> _TASK DETAILS_
Select each line where the word "square" appears.

-- start RECORDS FOR PROCESSING --

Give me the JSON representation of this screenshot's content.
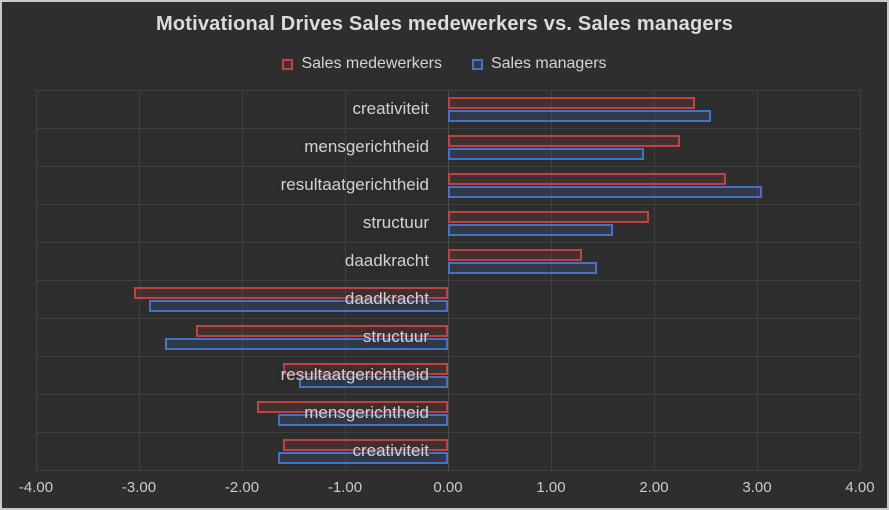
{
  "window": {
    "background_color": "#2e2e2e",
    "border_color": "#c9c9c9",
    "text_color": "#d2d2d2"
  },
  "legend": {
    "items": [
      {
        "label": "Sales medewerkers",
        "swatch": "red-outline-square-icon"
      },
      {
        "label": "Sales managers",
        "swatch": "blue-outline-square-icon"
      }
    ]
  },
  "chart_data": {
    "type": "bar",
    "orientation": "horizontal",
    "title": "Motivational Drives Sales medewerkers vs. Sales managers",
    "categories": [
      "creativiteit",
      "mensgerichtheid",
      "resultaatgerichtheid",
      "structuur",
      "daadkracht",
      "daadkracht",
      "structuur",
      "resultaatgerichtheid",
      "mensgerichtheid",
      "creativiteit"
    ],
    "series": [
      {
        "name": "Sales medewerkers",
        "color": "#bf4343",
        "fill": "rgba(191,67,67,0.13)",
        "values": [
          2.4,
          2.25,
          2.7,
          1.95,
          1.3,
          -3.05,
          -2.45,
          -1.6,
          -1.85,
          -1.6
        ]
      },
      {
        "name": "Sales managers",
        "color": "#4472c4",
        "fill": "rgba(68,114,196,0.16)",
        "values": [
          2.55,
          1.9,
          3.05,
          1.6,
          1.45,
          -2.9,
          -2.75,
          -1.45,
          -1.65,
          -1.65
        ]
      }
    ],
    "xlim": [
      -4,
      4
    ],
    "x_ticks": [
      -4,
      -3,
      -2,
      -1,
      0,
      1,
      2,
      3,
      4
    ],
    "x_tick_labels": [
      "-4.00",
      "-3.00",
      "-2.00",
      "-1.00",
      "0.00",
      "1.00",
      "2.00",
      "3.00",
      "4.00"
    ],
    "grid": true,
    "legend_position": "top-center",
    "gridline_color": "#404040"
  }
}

-- end RECORDS FOR PROCESSING --
-- start RECORDS FOR PROCESSING --

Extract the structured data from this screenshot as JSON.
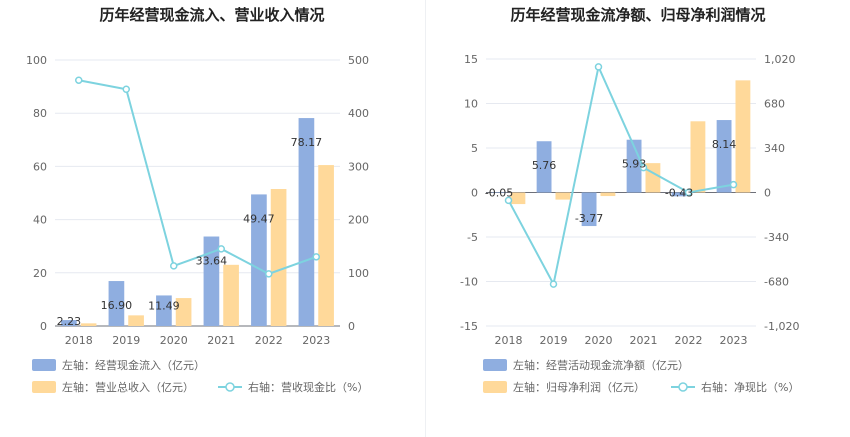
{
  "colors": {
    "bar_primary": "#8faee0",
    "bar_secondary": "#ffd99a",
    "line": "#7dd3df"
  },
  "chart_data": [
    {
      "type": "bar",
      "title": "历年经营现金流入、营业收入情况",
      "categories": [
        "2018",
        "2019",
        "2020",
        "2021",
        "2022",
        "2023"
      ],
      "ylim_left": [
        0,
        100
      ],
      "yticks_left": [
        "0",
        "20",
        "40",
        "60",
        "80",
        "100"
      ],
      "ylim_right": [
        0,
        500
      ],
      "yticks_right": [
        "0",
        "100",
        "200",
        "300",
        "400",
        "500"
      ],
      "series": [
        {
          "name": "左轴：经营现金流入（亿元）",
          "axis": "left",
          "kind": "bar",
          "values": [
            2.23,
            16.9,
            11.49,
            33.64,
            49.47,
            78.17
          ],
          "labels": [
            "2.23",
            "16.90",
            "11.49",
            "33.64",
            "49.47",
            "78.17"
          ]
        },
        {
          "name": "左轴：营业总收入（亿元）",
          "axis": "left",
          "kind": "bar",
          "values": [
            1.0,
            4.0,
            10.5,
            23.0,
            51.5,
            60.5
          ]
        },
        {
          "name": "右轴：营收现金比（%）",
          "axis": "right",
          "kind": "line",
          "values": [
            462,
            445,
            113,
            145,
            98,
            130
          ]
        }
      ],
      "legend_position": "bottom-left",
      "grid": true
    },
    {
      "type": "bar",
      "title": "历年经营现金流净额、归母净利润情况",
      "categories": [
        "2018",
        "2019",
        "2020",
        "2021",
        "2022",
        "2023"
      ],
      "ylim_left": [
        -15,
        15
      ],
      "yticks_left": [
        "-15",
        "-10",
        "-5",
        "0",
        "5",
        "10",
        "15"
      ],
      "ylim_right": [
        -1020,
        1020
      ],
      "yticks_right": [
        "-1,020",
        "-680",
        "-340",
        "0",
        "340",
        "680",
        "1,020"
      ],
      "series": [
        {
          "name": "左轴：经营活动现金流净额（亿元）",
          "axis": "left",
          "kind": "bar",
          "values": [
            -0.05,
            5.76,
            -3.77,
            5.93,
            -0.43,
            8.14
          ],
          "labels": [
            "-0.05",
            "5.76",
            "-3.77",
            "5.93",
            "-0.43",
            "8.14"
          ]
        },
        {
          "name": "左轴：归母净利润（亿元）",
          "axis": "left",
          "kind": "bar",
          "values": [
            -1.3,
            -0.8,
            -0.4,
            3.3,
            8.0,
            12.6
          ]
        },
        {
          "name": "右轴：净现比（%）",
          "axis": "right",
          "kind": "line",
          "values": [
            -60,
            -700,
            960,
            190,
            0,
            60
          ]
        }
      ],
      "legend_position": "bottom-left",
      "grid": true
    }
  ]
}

-- end RECORDS FOR PROCESSING --
-- start RECORDS FOR PROCESSING --

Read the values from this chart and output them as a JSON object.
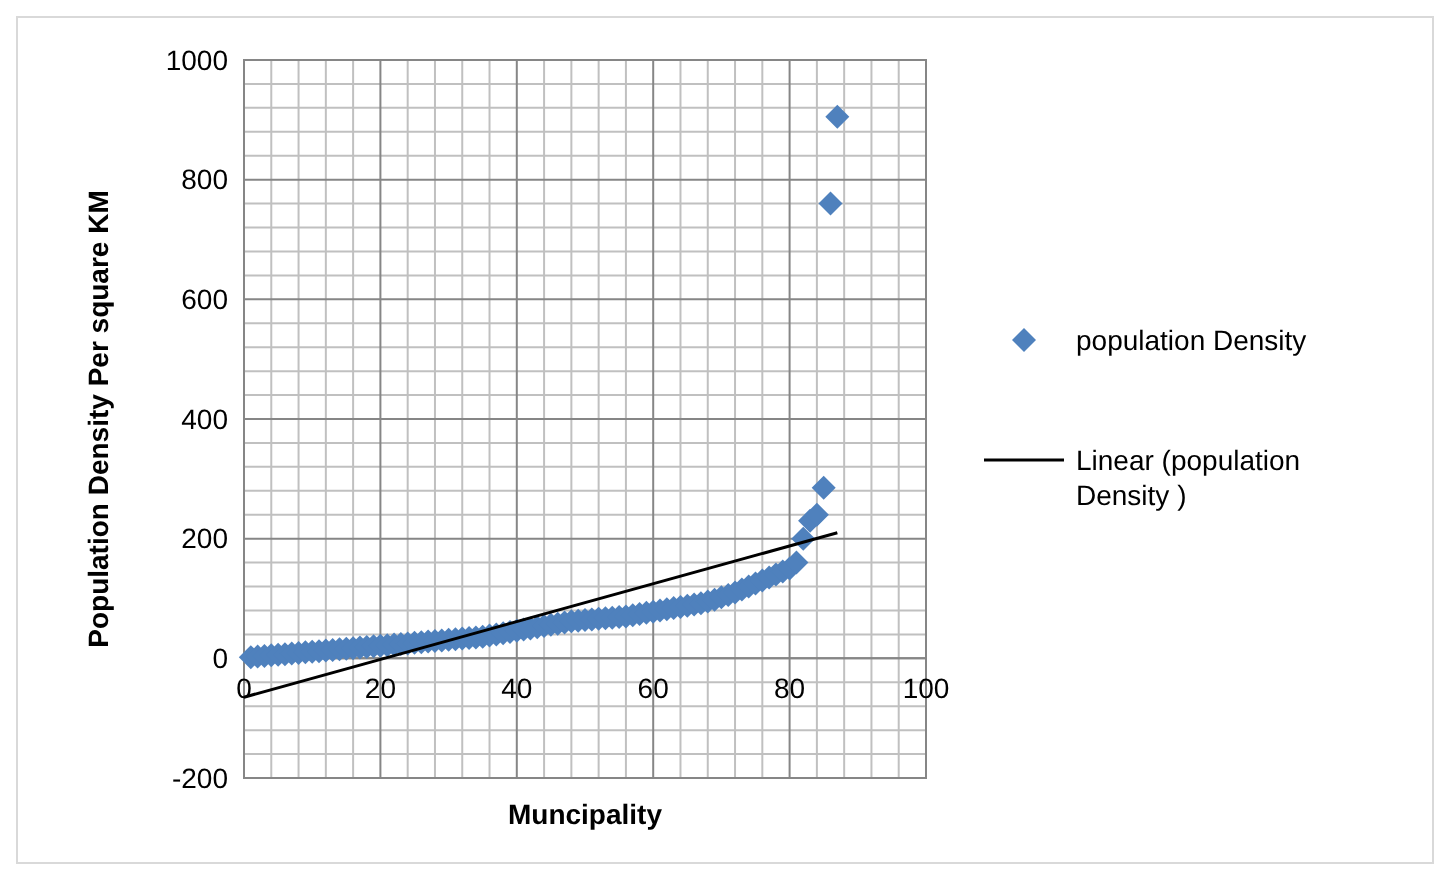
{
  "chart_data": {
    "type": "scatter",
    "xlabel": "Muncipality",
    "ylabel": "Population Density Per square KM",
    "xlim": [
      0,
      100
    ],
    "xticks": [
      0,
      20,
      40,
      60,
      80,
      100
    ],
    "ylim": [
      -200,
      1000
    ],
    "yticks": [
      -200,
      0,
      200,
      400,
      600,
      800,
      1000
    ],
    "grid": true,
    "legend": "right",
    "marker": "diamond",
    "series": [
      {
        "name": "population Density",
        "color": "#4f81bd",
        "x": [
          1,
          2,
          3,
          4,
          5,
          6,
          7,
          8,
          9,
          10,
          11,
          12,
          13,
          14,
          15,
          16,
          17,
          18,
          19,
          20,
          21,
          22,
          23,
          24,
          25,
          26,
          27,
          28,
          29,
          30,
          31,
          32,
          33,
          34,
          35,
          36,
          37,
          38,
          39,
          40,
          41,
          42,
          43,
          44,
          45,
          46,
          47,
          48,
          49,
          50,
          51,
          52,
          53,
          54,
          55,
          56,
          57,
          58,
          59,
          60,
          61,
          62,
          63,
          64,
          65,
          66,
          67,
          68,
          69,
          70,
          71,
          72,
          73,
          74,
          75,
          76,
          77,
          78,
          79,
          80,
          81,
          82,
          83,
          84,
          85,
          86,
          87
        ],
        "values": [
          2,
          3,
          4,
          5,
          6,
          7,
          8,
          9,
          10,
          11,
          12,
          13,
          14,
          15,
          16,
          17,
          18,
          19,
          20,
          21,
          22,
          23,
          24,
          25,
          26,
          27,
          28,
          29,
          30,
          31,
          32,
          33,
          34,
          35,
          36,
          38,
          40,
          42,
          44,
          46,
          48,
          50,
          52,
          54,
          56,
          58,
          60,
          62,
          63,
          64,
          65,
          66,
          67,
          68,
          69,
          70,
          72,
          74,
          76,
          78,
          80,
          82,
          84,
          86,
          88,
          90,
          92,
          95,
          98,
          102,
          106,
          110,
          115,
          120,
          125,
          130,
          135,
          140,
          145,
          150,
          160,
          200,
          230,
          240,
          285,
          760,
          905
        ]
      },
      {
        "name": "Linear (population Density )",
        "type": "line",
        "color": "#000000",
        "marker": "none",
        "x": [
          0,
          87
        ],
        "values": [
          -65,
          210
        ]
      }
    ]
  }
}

-- end RECORDS FOR PROCESSING --

> _COMPLETE RESPONSE_
        "swatch": "red-outline-square-icon"
        "swatch": "blue-outline-square-icon"
    "ylabel": "Population Density Per square KM",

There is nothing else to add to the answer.